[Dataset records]
= = = =

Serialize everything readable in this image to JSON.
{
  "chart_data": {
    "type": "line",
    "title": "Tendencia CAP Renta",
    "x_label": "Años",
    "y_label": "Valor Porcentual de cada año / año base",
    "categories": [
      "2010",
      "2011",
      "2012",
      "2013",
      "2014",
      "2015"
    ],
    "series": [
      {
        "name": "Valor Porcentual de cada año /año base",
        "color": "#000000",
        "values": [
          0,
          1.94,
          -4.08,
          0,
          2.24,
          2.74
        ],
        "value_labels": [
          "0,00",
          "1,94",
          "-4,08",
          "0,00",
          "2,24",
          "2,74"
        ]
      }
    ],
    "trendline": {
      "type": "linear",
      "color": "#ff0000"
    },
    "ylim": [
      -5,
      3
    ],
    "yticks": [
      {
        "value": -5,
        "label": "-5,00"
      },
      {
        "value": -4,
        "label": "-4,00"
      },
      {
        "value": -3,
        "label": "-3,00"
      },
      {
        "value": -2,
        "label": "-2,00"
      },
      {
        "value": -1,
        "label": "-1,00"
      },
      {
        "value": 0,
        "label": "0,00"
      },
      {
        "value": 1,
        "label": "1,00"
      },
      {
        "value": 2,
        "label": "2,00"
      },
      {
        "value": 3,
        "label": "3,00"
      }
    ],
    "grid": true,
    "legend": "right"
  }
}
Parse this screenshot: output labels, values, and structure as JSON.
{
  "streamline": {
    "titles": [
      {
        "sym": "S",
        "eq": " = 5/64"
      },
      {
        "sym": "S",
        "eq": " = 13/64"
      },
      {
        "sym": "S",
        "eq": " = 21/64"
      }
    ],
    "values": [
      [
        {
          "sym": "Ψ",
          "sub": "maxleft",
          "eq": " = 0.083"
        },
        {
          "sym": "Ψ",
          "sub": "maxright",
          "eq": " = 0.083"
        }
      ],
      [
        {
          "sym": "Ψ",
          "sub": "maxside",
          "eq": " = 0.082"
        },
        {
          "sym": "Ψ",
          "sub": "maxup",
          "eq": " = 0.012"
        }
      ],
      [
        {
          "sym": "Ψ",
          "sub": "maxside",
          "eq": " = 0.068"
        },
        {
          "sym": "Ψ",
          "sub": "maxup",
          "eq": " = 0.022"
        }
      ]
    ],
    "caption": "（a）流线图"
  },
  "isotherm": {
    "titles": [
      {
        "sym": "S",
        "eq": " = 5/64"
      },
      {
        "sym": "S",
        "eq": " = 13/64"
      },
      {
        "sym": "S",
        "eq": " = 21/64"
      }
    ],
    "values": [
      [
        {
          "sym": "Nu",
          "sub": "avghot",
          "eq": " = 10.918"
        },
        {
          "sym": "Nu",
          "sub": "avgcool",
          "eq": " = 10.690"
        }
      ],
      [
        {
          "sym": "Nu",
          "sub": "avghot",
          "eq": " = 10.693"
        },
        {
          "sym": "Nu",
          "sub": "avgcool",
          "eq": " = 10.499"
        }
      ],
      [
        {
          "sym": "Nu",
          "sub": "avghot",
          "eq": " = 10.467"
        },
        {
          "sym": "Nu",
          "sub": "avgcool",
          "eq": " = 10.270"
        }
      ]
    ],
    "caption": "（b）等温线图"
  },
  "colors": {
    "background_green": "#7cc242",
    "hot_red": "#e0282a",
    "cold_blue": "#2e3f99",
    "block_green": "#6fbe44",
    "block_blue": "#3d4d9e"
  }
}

= = = =

> _Stated goal_
Go through the entries and repeat each one exactly.

> _Answer for this exercise_
Serialize everything readable in this image to JSON.
{
  "chart_data": {
    "type": "line",
    "title": "Tendencia CAP Renta",
    "x_label": "Años",
    "y_label": "Valor Porcentual de cada año / año base",
    "categories": [
      "2010",
      "2011",
      "2012",
      "2013",
      "2014",
      "2015"
    ],
    "series": [
      {
        "name": "Valor Porcentual de cada año /año base",
        "color": "#000000",
        "values": [
          0,
          1.94,
          -4.08,
          0,
          2.24,
          2.74
        ],
        "value_labels": [
          "0,00",
          "1,94",
          "-4,08",
          "0,00",
          "2,24",
          "2,74"
        ]
      }
    ],
    "trendline": {
      "type": "linear",
      "color": "#ff0000"
    },
    "ylim": [
      -5,
      3
    ],
    "yticks": [
      {
        "value": -5,
        "label": "-5,00"
      },
      {
        "value": -4,
        "label": "-4,00"
      },
      {
        "value": -3,
        "label": "-3,00"
      },
      {
        "value": -2,
        "label": "-2,00"
      },
      {
        "value": -1,
        "label": "-1,00"
      },
      {
        "value": 0,
        "label": "0,00"
      },
      {
        "value": 1,
        "label": "1,00"
      },
      {
        "value": 2,
        "label": "2,00"
      },
      {
        "value": 3,
        "label": "3,00"
      }
    ],
    "grid": true,
    "legend": "right"
  }
}
Parse this screenshot: output labels, values, and structure as JSON.
{
  "streamline": {
    "titles": [
      {
        "sym": "S",
        "eq": " = 5/64"
      },
      {
        "sym": "S",
        "eq": " = 13/64"
      },
      {
        "sym": "S",
        "eq": " = 21/64"
      }
    ],
    "values": [
      [
        {
          "sym": "Ψ",
          "sub": "maxleft",
          "eq": " = 0.083"
        },
        {
          "sym": "Ψ",
          "sub": "maxright",
          "eq": " = 0.083"
        }
      ],
      [
        {
          "sym": "Ψ",
          "sub": "maxside",
          "eq": " = 0.082"
        },
        {
          "sym": "Ψ",
          "sub": "maxup",
          "eq": " = 0.012"
        }
      ],
      [
        {
          "sym": "Ψ",
          "sub": "maxside",
          "eq": " = 0.068"
        },
        {
          "sym": "Ψ",
          "sub": "maxup",
          "eq": " = 0.022"
        }
      ]
    ],
    "caption": "（a）流线图"
  },
  "isotherm": {
    "titles": [
      {
        "sym": "S",
        "eq": " = 5/64"
      },
      {
        "sym": "S",
        "eq": " = 13/64"
      },
      {
        "sym": "S",
        "eq": " = 21/64"
      }
    ],
    "values": [
      [
        {
          "sym": "Nu",
          "sub": "avghot",
          "eq": " = 10.918"
        },
        {
          "sym": "Nu",
          "sub": "avgcool",
          "eq": " = 10.690"
        }
      ],
      [
        {
          "sym": "Nu",
          "sub": "avghot",
          "eq": " = 10.693"
        },
        {
          "sym": "Nu",
          "sub": "avgcool",
          "eq": " = 10.499"
        }
      ],
      [
        {
          "sym": "Nu",
          "sub": "avghot",
          "eq": " = 10.467"
        },
        {
          "sym": "Nu",
          "sub": "avgcool",
          "eq": " = 10.270"
        }
      ]
    ],
    "caption": "（b）等温线图"
  },
  "colors": {
    "background_green": "#7cc242",
    "hot_red": "#e0282a",
    "cold_blue": "#2e3f99",
    "block_green": "#6fbe44",
    "block_blue": "#3d4d9e"
  }
}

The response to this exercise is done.